== Extracted material ==

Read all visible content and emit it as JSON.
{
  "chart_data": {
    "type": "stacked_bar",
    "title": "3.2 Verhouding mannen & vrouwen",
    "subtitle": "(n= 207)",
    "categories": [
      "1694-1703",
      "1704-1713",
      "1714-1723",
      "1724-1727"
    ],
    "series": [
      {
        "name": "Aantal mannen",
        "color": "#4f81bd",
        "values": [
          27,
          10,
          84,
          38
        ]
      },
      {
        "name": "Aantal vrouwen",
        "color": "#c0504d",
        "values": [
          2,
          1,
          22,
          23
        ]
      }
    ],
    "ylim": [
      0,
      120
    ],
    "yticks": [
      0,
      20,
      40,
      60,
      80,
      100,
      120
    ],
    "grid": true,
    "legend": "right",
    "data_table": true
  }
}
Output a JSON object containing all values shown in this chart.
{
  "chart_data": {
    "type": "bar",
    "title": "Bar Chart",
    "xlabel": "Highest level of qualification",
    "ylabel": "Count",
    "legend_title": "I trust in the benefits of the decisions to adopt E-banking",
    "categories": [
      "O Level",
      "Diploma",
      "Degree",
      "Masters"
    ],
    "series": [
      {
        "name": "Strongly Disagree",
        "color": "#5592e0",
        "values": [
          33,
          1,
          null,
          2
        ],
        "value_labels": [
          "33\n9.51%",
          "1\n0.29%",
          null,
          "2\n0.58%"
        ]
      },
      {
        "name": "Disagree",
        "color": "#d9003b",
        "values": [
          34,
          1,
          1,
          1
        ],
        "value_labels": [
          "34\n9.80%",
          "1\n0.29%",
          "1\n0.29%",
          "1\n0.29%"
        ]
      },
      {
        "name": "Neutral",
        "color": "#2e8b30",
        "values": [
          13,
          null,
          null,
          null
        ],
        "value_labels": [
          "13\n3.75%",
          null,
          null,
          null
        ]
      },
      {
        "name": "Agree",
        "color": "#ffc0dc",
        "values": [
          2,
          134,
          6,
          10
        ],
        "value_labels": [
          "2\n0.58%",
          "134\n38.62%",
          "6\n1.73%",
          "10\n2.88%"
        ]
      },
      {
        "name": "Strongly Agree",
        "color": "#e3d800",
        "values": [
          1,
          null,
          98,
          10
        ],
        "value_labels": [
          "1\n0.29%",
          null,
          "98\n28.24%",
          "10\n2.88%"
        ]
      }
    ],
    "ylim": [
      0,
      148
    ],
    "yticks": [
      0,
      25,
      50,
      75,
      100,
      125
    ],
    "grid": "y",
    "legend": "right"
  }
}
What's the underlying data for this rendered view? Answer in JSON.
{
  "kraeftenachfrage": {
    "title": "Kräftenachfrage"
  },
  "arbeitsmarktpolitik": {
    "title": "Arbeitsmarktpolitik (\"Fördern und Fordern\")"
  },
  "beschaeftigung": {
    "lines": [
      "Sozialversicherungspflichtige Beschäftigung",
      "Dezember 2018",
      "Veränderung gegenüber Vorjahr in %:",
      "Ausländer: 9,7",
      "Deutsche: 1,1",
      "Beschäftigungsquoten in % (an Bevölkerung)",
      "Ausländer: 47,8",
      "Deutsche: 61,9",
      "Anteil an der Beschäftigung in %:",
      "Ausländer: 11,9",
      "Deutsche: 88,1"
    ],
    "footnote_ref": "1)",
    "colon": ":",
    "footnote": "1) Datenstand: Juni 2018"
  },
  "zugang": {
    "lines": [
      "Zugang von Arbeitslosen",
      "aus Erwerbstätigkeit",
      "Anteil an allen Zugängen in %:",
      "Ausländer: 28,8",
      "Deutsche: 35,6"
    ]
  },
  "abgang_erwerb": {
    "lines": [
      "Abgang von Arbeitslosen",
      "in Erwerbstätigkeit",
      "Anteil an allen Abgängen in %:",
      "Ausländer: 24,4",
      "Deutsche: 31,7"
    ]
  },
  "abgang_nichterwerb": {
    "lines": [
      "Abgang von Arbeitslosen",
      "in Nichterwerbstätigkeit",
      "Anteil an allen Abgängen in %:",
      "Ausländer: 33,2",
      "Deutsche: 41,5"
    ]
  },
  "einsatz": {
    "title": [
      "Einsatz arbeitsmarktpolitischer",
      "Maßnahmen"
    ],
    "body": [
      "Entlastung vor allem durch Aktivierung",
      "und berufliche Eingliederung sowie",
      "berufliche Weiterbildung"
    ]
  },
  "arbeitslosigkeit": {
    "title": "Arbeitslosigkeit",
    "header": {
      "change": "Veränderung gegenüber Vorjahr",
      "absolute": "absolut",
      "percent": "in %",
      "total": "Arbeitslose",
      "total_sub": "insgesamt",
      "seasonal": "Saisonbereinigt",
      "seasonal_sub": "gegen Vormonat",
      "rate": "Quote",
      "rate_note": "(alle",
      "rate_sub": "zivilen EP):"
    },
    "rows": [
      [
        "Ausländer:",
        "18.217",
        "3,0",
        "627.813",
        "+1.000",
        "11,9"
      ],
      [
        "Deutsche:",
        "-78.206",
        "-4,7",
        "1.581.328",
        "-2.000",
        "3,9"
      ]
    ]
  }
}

===

● Exercise objective: Take the lines above and retype all of them exactly.

● Correct output:
Read all visible content and emit it as JSON.
{
  "chart_data": {
    "type": "stacked_bar",
    "title": "3.2 Verhouding mannen & vrouwen",
    "subtitle": "(n= 207)",
    "categories": [
      "1694-1703",
      "1704-1713",
      "1714-1723",
      "1724-1727"
    ],
    "series": [
      {
        "name": "Aantal mannen",
        "color": "#4f81bd",
        "values": [
          27,
          10,
          84,
          38
        ]
      },
      {
        "name": "Aantal vrouwen",
        "color": "#c0504d",
        "values": [
          2,
          1,
          22,
          23
        ]
      }
    ],
    "ylim": [
      0,
      120
    ],
    "yticks": [
      0,
      20,
      40,
      60,
      80,
      100,
      120
    ],
    "grid": true,
    "legend": "right",
    "data_table": true
  }
}
Output a JSON object containing all values shown in this chart.
{
  "chart_data": {
    "type": "bar",
    "title": "Bar Chart",
    "xlabel": "Highest level of qualification",
    "ylabel": "Count",
    "legend_title": "I trust in the benefits of the decisions to adopt E-banking",
    "categories": [
      "O Level",
      "Diploma",
      "Degree",
      "Masters"
    ],
    "series": [
      {
        "name": "Strongly Disagree",
        "color": "#5592e0",
        "values": [
          33,
          1,
          null,
          2
        ],
        "value_labels": [
          "33\n9.51%",
          "1\n0.29%",
          null,
          "2\n0.58%"
        ]
      },
      {
        "name": "Disagree",
        "color": "#d9003b",
        "values": [
          34,
          1,
          1,
          1
        ],
        "value_labels": [
          "34\n9.80%",
          "1\n0.29%",
          "1\n0.29%",
          "1\n0.29%"
        ]
      },
      {
        "name": "Neutral",
        "color": "#2e8b30",
        "values": [
          13,
          null,
          null,
          null
        ],
        "value_labels": [
          "13\n3.75%",
          null,
          null,
          null
        ]
      },
      {
        "name": "Agree",
        "color": "#ffc0dc",
        "values": [
          2,
          134,
          6,
          10
        ],
        "value_labels": [
          "2\n0.58%",
          "134\n38.62%",
          "6\n1.73%",
          "10\n2.88%"
        ]
      },
      {
        "name": "Strongly Agree",
        "color": "#e3d800",
        "values": [
          1,
          null,
          98,
          10
        ],
        "value_labels": [
          "1\n0.29%",
          null,
          "98\n28.24%",
          "10\n2.88%"
        ]
      }
    ],
    "ylim": [
      0,
      148
    ],
    "yticks": [
      0,
      25,
      50,
      75,
      100,
      125
    ],
    "grid": "y",
    "legend": "right"
  }
}
What's the underlying data for this rendered view? Answer in JSON.
{
  "kraeftenachfrage": {
    "title": "Kräftenachfrage"
  },
  "arbeitsmarktpolitik": {
    "title": "Arbeitsmarktpolitik (\"Fördern und Fordern\")"
  },
  "beschaeftigung": {
    "lines": [
      "Sozialversicherungspflichtige Beschäftigung",
      "Dezember 2018",
      "Veränderung gegenüber Vorjahr in %:",
      "Ausländer: 9,7",
      "Deutsche: 1,1",
      "Beschäftigungsquoten in % (an Bevölkerung)",
      "Ausländer: 47,8",
      "Deutsche: 61,9",
      "Anteil an der Beschäftigung in %:",
      "Ausländer: 11,9",
      "Deutsche: 88,1"
    ],
    "footnote_ref": "1)",
    "colon": ":",
    "footnote": "1) Datenstand: Juni 2018"
  },
  "zugang": {
    "lines": [
      "Zugang von Arbeitslosen",
      "aus Erwerbstätigkeit",
      "Anteil an allen Zugängen in %:",
      "Ausländer: 28,8",
      "Deutsche: 35,6"
    ]
  },
  "abgang_erwerb": {
    "lines": [
      "Abgang von Arbeitslosen",
      "in Erwerbstätigkeit",
      "Anteil an allen Abgängen in %:",
      "Ausländer: 24,4",
      "Deutsche: 31,7"
    ]
  },
  "abgang_nichterwerb": {
    "lines": [
      "Abgang von Arbeitslosen",
      "in Nichterwerbstätigkeit",
      "Anteil an allen Abgängen in %:",
      "Ausländer: 33,2",
      "Deutsche: 41,5"
    ]
  },
  "einsatz": {
    "title": [
      "Einsatz arbeitsmarktpolitischer",
      "Maßnahmen"
    ],
    "body": [
      "Entlastung vor allem durch Aktivierung",
      "und berufliche Eingliederung sowie",
      "berufliche Weiterbildung"
    ]
  },
  "arbeitslosigkeit": {
    "title": "Arbeitslosigkeit",
    "header": {
      "change": "Veränderung gegenüber Vorjahr",
      "absolute": "absolut",
      "percent": "in %",
      "total": "Arbeitslose",
      "total_sub": "insgesamt",
      "seasonal": "Saisonbereinigt",
      "seasonal_sub": "gegen Vormonat",
      "rate": "Quote",
      "rate_note": "(alle",
      "rate_sub": "zivilen EP):"
    },
    "rows": [
      [
        "Ausländer:",
        "18.217",
        "3,0",
        "627.813",
        "+1.000",
        "11,9"
      ],
      [
        "Deutsche:",
        "-78.206",
        "-4,7",
        "1.581.328",
        "-2.000",
        "3,9"
      ]
    ]
  }
}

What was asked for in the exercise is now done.